• AIM OF THE TASK:
Using the listing below, please gather every line containing the word "this".

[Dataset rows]
┌──
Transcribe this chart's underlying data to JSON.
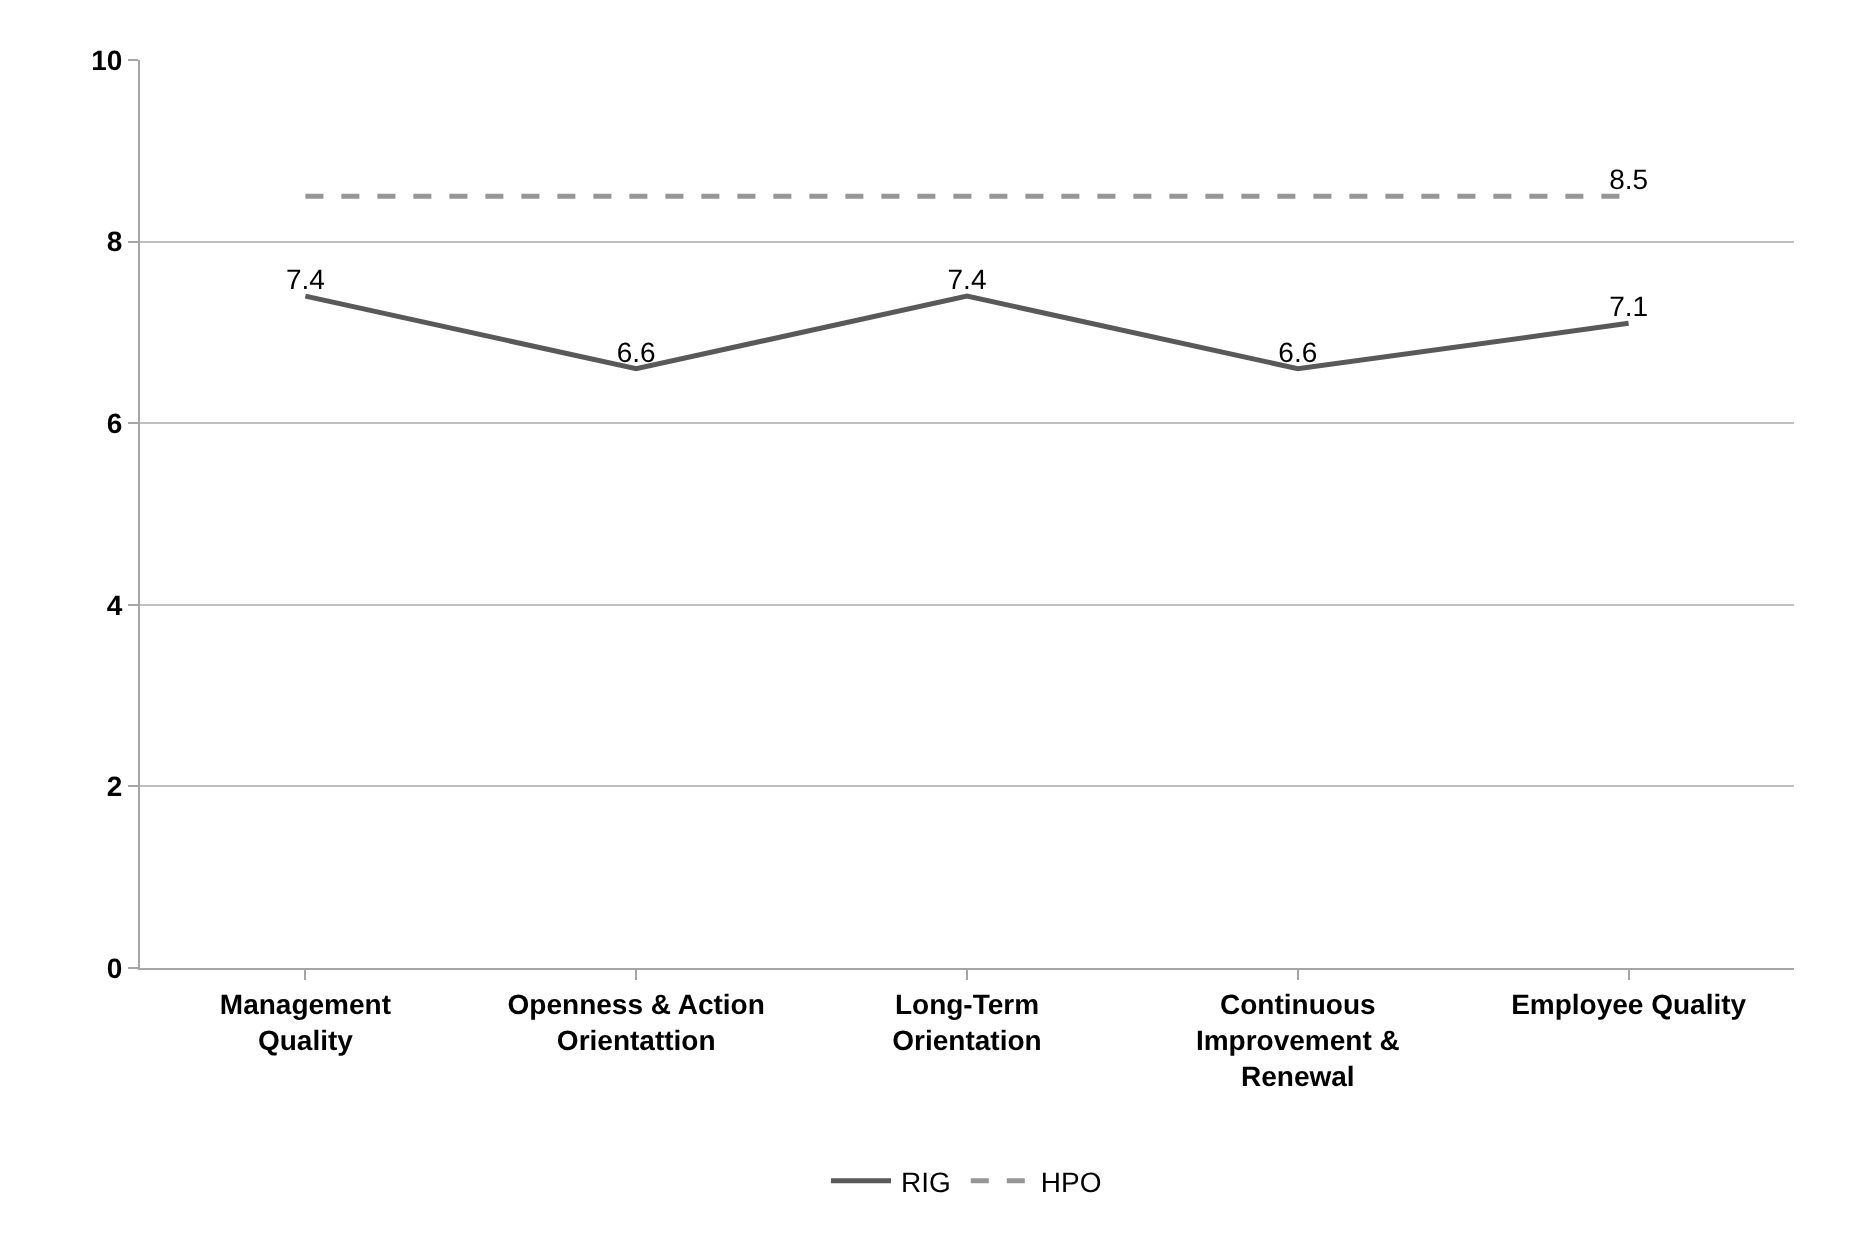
{
  "chart_data": {
    "type": "line",
    "categories": [
      "Management Quality",
      "Openness & Action Orientattion",
      "Long-Term Orientation",
      "Continuous Improvement & Renewal",
      "Employee Quality"
    ],
    "series": [
      {
        "name": "RIG",
        "color": "#595959",
        "line_style": "solid",
        "values": [
          7.4,
          6.6,
          7.4,
          6.6,
          7.1
        ],
        "value_labels": [
          "7.4",
          "6.6",
          "7.4",
          "6.6",
          "7.1"
        ]
      },
      {
        "name": "HPO",
        "color": "#969696",
        "line_style": "dashed",
        "values": [
          8.5,
          8.5,
          8.5,
          8.5,
          8.5
        ],
        "value_labels": [
          null,
          null,
          null,
          null,
          "8.5"
        ]
      }
    ],
    "ylim": [
      0,
      10
    ],
    "yticks": [
      0,
      2,
      4,
      6,
      8,
      10
    ],
    "grid": "y",
    "legend": "bottom",
    "marker": "none"
  }
}
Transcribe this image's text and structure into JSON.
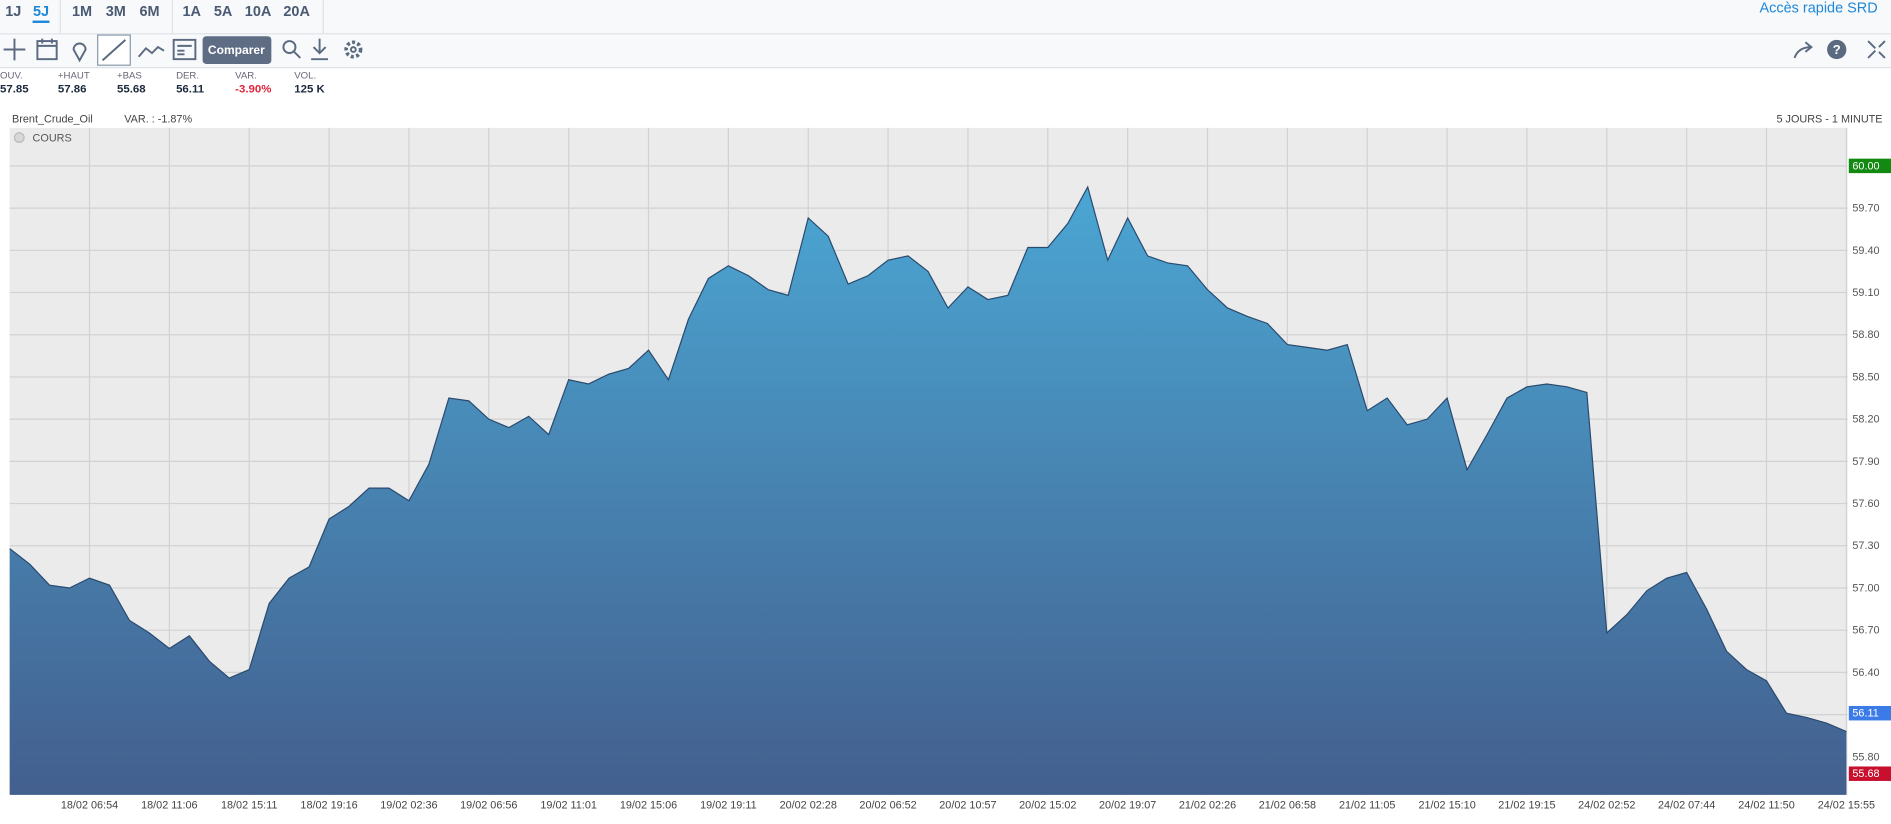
{
  "toolbar": {
    "periods": [
      "1J",
      "5J",
      "1M",
      "3M",
      "6M",
      "1A",
      "5A",
      "10A",
      "20A"
    ],
    "quick_access": "Accès rapide SRD",
    "compare_button": "Comparer",
    "stats": [
      {
        "label": "OUV.",
        "value": "57.85"
      },
      {
        "label": "+HAUT",
        "value": "57.86"
      },
      {
        "label": "+BAS",
        "value": "55.68"
      },
      {
        "label": "DER.",
        "value": "56.11"
      },
      {
        "label": "VAR.",
        "value": "-3.90%"
      },
      {
        "label": "VOL.",
        "value": "125 K"
      }
    ]
  },
  "chart_data": {
    "type": "area",
    "title": "Brent_Crude_Oil",
    "subtitle": "VAR. : -1.87%",
    "period_label": "5 JOURS - 1 MINUTE",
    "series_name": "COURS",
    "categories": [
      null,
      null,
      null,
      null,
      "18/02 06:54",
      null,
      null,
      null,
      "18/02 11:06",
      null,
      null,
      null,
      "18/02 15:11",
      null,
      null,
      null,
      "18/02 19:16",
      null,
      null,
      null,
      "19/02 02:36",
      null,
      null,
      null,
      "19/02 06:56",
      null,
      null,
      null,
      "19/02 11:01",
      null,
      null,
      null,
      "19/02 15:06",
      null,
      null,
      null,
      "19/02 19:11",
      null,
      null,
      null,
      "20/02 02:28",
      null,
      null,
      null,
      "20/02 06:52",
      null,
      null,
      null,
      "20/02 10:57",
      null,
      null,
      null,
      "20/02 15:02",
      null,
      null,
      null,
      "20/02 19:07",
      null,
      null,
      null,
      "21/02 02:26",
      null,
      null,
      null,
      "21/02 06:58",
      null,
      null,
      null,
      "21/02 11:05",
      null,
      null,
      null,
      "21/02 15:10",
      null,
      null,
      null,
      "21/02 19:15",
      null,
      null,
      null,
      "24/02 02:52",
      null,
      null,
      null,
      "24/02 07:44",
      null,
      null,
      null,
      "24/02 11:50",
      null,
      null,
      null,
      "24/02 15:55"
    ],
    "values": [
      57.28,
      57.17,
      57.02,
      57.0,
      57.07,
      57.02,
      56.77,
      56.68,
      56.57,
      56.66,
      56.48,
      56.36,
      56.42,
      56.89,
      57.07,
      57.15,
      57.49,
      57.58,
      57.71,
      57.71,
      57.62,
      57.88,
      58.35,
      58.33,
      58.2,
      58.14,
      58.22,
      58.09,
      58.48,
      58.45,
      58.52,
      58.56,
      58.69,
      58.48,
      58.91,
      59.2,
      59.29,
      59.22,
      59.12,
      59.08,
      59.63,
      59.5,
      59.16,
      59.22,
      59.33,
      59.36,
      59.25,
      58.99,
      59.14,
      59.05,
      59.08,
      59.42,
      59.42,
      59.59,
      59.85,
      59.33,
      59.63,
      59.36,
      59.31,
      59.29,
      59.12,
      58.99,
      58.93,
      58.88,
      58.73,
      58.71,
      58.69,
      58.73,
      58.26,
      58.35,
      58.16,
      58.2,
      58.35,
      57.84,
      58.09,
      58.35,
      58.43,
      58.45,
      58.43,
      58.39,
      56.68,
      56.81,
      56.98,
      57.07,
      57.11,
      56.85,
      56.55,
      56.42,
      56.34,
      56.11,
      56.08,
      56.04,
      55.98
    ],
    "color_top": "#4ba6d3",
    "color_bottom": "#435f8e",
    "line_color": "#2a4a6e",
    "ylim": [
      55.53,
      60.27
    ],
    "yticks": [
      {
        "value": 55.8,
        "label": "55.80"
      },
      {
        "value": 56.1,
        "label": "56.10"
      },
      {
        "value": 56.4,
        "label": "56.40"
      },
      {
        "value": 56.7,
        "label": "56.70"
      },
      {
        "value": 57.0,
        "label": "57.00"
      },
      {
        "value": 57.3,
        "label": "57.30"
      },
      {
        "value": 57.6,
        "label": "57.60"
      },
      {
        "value": 57.9,
        "label": "57.90"
      },
      {
        "value": 58.2,
        "label": "58.20"
      },
      {
        "value": 58.5,
        "label": "58.50"
      },
      {
        "value": 58.8,
        "label": "58.80"
      },
      {
        "value": 59.1,
        "label": "59.10"
      },
      {
        "value": 59.4,
        "label": "59.40"
      },
      {
        "value": 59.7,
        "label": "59.70"
      },
      {
        "value": 60.0,
        "label": "60.00"
      }
    ],
    "top_tick_color": "#128a12",
    "markers": [
      {
        "value": 56.11,
        "color": "#3b7be8"
      },
      {
        "value": 55.68,
        "color": "#c8102e"
      }
    ],
    "grid": true
  }
}
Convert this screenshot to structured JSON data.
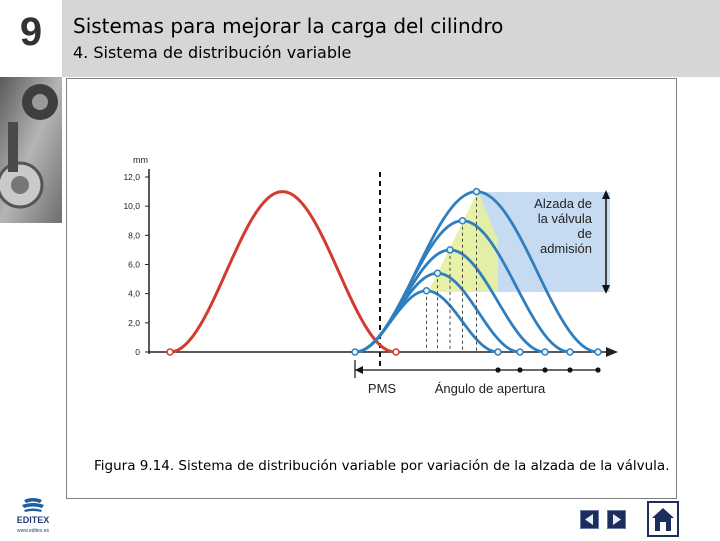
{
  "header": {
    "chapter_number": "9",
    "title": "Sistemas para mejorar la carga del cilindro",
    "subtitle": "4. Sistema de distribución variable"
  },
  "figure": {
    "caption": "Figura 9.14. Sistema de distribución variable por variación de la alzada de la válvula."
  },
  "chart_data": {
    "type": "line",
    "ylabel": "mm",
    "ylim": [
      0,
      12
    ],
    "yticks": [
      "0",
      "2,0",
      "4,0",
      "6,0",
      "8,0",
      "10,0",
      "12,0"
    ],
    "axis_labels": [
      "PMS",
      "Ángulo de apertura"
    ],
    "annotation": [
      "Alzada de",
      "la válvula",
      "de",
      "admisión"
    ],
    "grid": false,
    "series": [
      {
        "color": "#d23b2e",
        "peak_lift": 11.0
      },
      {
        "color": "#2f7fbf",
        "peak_lift": 4.2
      },
      {
        "color": "#2f7fbf",
        "peak_lift": 5.4
      },
      {
        "color": "#2f7fbf",
        "peak_lift": 7.0
      },
      {
        "color": "#2f7fbf",
        "peak_lift": 9.0
      },
      {
        "color": "#2f7fbf",
        "peak_lift": 11.0
      }
    ]
  },
  "footer": {
    "logo_text": "EDITEX",
    "logo_subtext": "www.editex.es",
    "prev_icon": "triangle-left",
    "next_icon": "triangle-right",
    "home_icon": "house"
  }
}
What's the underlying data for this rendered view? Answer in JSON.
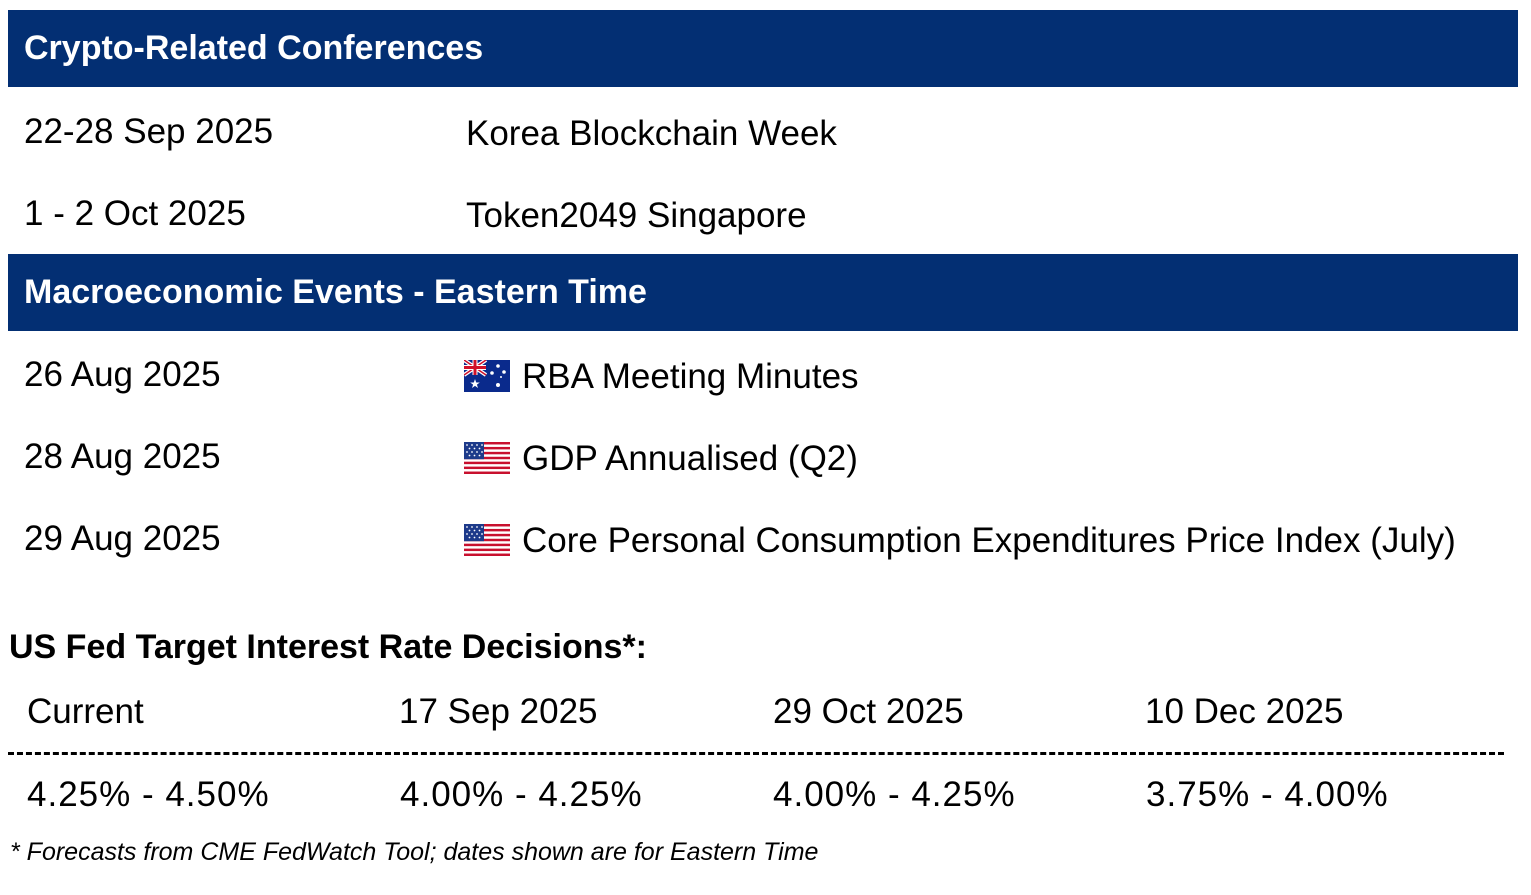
{
  "conferences": {
    "title": "Crypto-Related Conferences",
    "rows": [
      {
        "date": "22-28 Sep 2025",
        "event": "Korea Blockchain Week"
      },
      {
        "date": "1 - 2 Oct 2025",
        "event": "Token2049 Singapore"
      }
    ]
  },
  "macro": {
    "title": "Macroeconomic Events - Eastern Time",
    "rows": [
      {
        "date": "26 Aug 2025",
        "flag": "australia-flag-icon",
        "event": "RBA Meeting Minutes"
      },
      {
        "date": "28 Aug 2025",
        "flag": "us-flag-icon",
        "event": "GDP Annualised (Q2)"
      },
      {
        "date": "29 Aug 2025",
        "flag": "us-flag-icon",
        "event": "Core Personal Consumption Expenditures Price Index (July)"
      }
    ]
  },
  "fed": {
    "title": "US Fed Target Interest Rate Decisions*:",
    "columns": [
      {
        "label": "Current",
        "value": "4.25% - 4.50%"
      },
      {
        "label": "17 Sep 2025",
        "value": "4.00% - 4.25%"
      },
      {
        "label": "29 Oct 2025",
        "value": "4.00% - 4.25%"
      },
      {
        "label": "10 Dec 2025",
        "value": "3.75% - 4.00%"
      }
    ],
    "footnote": "* Forecasts from CME FedWatch Tool; dates shown are for Eastern Time"
  },
  "colors": {
    "banner": "#032f73",
    "banner_text": "#ffffff",
    "text": "#000000"
  }
}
└──
• FINISHED TASK:
Transcribe this chart's underlying data to JSON.
Transcribe this image's text and structure into JSON.
Convert this screenshot to structured JSON data.
What's the underlying data for this rendered view? Answer in JSON.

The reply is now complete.